* _EXERCISE_
Repeat the data verbatim.
— START RECORDS —
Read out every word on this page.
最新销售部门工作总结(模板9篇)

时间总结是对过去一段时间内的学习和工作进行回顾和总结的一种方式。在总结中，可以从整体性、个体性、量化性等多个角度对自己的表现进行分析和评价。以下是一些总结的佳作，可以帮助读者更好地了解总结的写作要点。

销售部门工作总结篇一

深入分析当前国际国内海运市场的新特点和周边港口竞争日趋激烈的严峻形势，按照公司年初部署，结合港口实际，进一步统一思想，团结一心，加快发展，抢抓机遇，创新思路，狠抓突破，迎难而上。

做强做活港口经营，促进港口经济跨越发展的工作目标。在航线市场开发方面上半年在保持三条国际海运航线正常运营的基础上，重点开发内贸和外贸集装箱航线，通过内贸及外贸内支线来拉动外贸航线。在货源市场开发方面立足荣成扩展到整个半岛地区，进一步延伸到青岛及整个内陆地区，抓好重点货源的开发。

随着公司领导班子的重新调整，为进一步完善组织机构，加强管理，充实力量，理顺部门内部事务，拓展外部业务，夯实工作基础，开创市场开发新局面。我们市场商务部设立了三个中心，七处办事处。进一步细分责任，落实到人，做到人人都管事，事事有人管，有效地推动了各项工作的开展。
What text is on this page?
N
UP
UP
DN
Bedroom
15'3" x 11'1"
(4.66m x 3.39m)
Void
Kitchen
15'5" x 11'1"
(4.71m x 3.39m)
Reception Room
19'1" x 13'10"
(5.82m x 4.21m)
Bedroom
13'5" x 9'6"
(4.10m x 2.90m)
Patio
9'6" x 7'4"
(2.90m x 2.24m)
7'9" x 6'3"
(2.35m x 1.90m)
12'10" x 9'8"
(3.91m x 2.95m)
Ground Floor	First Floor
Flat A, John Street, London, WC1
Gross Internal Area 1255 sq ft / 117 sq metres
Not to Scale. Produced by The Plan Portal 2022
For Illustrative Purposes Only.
— END RECORDS —
* _WRITTEN REPLY_
Read out every word on this page.
最新销售部门工作总结(模板9篇)

时间总结是对过去一段时间内的学习和工作进行回顾和总结的一种方式。在总结中，可以从整体性、个体性、量化性等多个角度对自己的表现进行分析和评价。以下是一些总结的佳作，可以帮助读者更好地了解总结的写作要点。

销售部门工作总结篇一

深入分析当前国际国内海运市场的新特点和周边港口竞争日趋激烈的严峻形势，按照公司年初部署，结合港口实际，进一步统一思想，团结一心，加快发展，抢抓机遇，创新思路，狠抓突破，迎难而上。

做强做活港口经营，促进港口经济跨越发展的工作目标。在航线市场开发方面上半年在保持三条国际海运航线正常运营的基础上，重点开发内贸和外贸集装箱航线，通过内贸及外贸内支线来拉动外贸航线。在货源市场开发方面立足荣成扩展到整个半岛地区，进一步延伸到青岛及整个内陆地区，抓好重点货源的开发。

随着公司领导班子的重新调整，为进一步完善组织机构，加强管理，充实力量，理顺部门内部事务，拓展外部业务，夯实工作基础，开创市场开发新局面。我们市场商务部设立了三个中心，七处办事处。进一步细分责任，落实到人，做到人人都管事，事事有人管，有效地推动了各项工作的开展。
What text is on this page?
N
UP
UP
DN
Bedroom
15'3" x 11'1"
(4.66m x 3.39m)
Void
Kitchen
15'5" x 11'1"
(4.71m x 3.39m)
Reception Room
19'1" x 13'10"
(5.82m x 4.21m)
Bedroom
13'5" x 9'6"
(4.10m x 2.90m)
Patio
9'6" x 7'4"
(2.90m x 2.24m)
7'9" x 6'3"
(2.35m x 1.90m)
12'10" x 9'8"
(3.91m x 2.95m)
Ground Floor	First Floor
Flat A, John Street, London, WC1
Gross Internal Area 1255 sq ft / 117 sq metres
Not to Scale. Produced by The Plan Portal 2022
For Illustrative Purposes Only.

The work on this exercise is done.